**Given task:** Which lines have the string "xlabel"? Copy all of them from the entries below.

**Input data:**
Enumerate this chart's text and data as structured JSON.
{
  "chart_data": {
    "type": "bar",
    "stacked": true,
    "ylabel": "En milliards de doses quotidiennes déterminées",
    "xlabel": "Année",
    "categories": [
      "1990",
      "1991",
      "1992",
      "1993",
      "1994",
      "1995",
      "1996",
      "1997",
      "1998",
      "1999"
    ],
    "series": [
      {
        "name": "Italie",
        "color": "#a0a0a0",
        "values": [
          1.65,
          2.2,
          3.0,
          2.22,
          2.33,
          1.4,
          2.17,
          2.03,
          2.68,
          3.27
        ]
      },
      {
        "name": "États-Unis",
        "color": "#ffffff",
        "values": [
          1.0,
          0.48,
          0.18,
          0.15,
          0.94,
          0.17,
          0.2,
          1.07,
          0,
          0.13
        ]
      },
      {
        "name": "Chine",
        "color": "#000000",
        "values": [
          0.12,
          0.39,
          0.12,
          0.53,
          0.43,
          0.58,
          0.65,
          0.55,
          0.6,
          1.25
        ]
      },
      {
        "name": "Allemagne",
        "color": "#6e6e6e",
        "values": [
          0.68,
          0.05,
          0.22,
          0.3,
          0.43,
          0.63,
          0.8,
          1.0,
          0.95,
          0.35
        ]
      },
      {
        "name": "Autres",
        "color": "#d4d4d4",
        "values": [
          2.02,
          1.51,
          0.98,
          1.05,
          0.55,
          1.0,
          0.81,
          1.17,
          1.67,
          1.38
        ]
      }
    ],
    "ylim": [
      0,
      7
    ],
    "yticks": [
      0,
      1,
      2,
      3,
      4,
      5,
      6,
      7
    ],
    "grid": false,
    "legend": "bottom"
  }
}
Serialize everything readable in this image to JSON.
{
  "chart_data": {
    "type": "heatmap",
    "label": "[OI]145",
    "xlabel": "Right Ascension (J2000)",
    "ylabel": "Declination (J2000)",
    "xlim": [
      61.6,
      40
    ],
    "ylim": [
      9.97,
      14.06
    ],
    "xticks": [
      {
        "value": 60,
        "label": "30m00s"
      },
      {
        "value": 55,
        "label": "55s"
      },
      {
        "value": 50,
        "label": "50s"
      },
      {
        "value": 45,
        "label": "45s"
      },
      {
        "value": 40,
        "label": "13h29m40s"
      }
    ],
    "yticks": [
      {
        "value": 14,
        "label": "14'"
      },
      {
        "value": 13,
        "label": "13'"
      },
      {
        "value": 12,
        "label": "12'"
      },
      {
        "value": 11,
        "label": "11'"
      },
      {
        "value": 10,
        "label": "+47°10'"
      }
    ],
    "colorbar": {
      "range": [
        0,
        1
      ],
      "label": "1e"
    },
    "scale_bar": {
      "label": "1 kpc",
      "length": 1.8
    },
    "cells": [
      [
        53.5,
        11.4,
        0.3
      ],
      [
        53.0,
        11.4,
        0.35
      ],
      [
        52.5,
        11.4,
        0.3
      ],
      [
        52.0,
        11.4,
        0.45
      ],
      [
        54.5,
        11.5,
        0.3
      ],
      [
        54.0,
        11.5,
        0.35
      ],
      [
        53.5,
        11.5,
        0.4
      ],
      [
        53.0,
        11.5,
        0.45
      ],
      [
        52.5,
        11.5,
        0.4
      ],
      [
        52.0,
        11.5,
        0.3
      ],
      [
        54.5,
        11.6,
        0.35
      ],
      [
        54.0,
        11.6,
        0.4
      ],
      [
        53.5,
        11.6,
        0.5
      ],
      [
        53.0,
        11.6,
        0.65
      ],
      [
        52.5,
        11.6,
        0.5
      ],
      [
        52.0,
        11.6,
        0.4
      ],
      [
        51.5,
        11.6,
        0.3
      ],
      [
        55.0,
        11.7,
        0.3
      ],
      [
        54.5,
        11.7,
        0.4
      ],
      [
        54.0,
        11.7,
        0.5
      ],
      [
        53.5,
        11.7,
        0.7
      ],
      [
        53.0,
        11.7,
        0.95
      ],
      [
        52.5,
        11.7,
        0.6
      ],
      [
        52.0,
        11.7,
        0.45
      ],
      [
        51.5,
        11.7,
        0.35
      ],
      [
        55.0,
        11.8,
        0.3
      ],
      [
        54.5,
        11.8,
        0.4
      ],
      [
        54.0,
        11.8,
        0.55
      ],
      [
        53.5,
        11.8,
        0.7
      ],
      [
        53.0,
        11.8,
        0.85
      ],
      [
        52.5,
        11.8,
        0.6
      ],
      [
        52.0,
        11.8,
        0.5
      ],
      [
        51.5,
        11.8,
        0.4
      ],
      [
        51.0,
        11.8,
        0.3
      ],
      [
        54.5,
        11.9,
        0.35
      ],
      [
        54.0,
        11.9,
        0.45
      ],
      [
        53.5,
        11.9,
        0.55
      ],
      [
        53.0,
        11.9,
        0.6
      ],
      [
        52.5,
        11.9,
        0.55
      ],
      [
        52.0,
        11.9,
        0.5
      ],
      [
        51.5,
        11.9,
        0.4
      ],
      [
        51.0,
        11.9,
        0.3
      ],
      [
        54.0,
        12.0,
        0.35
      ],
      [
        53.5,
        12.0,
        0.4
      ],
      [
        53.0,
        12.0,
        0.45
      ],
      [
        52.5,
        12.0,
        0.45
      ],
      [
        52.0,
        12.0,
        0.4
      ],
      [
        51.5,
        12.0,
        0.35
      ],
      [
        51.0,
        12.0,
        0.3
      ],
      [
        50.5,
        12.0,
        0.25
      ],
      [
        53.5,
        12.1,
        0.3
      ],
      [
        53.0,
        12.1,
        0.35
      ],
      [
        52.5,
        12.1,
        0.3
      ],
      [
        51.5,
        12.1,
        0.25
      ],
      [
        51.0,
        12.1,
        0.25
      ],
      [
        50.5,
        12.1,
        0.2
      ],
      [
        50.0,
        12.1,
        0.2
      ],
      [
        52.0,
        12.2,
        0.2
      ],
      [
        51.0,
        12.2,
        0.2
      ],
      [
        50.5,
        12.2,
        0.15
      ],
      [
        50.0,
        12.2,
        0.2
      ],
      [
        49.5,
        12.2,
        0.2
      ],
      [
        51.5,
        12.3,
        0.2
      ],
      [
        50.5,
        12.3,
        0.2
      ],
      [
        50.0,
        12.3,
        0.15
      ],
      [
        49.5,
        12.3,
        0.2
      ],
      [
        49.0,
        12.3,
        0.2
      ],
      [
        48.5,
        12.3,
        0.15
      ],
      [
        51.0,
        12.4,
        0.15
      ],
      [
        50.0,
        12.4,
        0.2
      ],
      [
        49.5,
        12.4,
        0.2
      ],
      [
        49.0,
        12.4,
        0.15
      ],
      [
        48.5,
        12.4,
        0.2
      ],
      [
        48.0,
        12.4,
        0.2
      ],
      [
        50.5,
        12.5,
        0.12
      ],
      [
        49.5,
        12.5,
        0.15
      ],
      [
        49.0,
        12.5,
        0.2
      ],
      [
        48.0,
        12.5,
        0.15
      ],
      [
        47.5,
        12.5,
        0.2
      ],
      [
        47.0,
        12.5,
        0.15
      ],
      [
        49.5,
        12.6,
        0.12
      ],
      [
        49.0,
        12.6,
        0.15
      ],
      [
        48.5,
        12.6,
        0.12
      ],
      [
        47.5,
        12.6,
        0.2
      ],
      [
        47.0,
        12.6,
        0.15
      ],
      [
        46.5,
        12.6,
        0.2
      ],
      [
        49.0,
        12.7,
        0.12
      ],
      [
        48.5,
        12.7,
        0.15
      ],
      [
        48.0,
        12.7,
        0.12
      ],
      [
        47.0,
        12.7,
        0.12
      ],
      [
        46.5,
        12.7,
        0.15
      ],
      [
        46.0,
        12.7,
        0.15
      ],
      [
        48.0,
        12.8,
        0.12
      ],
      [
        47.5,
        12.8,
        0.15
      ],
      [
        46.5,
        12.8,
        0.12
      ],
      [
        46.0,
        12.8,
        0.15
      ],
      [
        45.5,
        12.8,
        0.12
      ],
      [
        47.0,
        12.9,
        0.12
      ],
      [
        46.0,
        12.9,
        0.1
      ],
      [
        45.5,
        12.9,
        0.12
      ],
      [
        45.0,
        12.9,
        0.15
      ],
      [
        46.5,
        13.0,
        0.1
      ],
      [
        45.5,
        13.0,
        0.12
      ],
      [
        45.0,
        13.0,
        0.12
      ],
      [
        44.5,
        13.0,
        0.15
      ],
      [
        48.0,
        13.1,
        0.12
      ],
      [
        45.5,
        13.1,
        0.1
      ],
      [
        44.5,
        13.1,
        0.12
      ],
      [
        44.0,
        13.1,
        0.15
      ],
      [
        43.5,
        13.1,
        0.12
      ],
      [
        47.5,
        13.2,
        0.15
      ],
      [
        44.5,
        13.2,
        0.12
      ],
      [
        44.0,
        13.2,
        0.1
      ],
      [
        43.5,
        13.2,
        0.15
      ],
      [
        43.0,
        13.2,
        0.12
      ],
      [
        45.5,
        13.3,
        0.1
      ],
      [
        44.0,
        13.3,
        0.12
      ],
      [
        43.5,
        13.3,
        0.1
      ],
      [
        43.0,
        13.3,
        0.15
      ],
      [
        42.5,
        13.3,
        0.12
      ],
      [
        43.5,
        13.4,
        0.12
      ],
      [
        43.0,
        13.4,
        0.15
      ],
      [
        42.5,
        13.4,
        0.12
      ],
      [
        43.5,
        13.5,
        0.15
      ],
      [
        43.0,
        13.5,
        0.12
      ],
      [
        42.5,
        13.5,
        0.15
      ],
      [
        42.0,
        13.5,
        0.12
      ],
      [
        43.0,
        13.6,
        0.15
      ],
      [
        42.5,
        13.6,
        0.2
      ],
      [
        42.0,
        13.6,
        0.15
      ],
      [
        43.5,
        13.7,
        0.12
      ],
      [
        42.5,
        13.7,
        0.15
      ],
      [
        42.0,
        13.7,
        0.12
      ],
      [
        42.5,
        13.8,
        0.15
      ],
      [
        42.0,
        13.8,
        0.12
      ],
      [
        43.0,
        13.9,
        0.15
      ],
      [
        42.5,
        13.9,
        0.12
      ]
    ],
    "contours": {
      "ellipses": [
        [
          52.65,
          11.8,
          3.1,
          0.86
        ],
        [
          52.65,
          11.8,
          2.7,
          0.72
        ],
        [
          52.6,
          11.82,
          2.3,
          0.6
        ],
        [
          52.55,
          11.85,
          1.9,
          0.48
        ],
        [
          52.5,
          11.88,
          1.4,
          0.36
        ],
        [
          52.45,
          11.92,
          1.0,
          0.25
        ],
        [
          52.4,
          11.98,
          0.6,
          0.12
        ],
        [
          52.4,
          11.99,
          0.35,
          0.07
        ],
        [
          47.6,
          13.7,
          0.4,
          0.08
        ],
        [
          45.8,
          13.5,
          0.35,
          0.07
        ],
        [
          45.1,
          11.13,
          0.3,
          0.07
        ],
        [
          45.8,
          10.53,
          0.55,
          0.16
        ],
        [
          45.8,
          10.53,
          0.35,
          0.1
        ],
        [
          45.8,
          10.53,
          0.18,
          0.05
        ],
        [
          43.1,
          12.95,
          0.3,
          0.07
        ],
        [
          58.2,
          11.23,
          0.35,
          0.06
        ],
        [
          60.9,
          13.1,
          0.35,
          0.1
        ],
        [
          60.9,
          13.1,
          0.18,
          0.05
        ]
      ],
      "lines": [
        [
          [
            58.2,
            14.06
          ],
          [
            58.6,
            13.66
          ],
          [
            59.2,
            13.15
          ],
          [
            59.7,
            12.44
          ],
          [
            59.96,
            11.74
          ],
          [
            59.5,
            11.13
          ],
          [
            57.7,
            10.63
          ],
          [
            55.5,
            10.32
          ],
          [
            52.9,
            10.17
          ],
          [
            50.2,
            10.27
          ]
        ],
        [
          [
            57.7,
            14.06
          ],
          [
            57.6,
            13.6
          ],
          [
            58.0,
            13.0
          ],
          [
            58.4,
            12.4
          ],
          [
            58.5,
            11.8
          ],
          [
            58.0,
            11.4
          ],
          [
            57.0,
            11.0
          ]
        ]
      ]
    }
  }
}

**Full output:**
    "xlabel": "Année",
    "xlabel": "Right Ascension (J2000)",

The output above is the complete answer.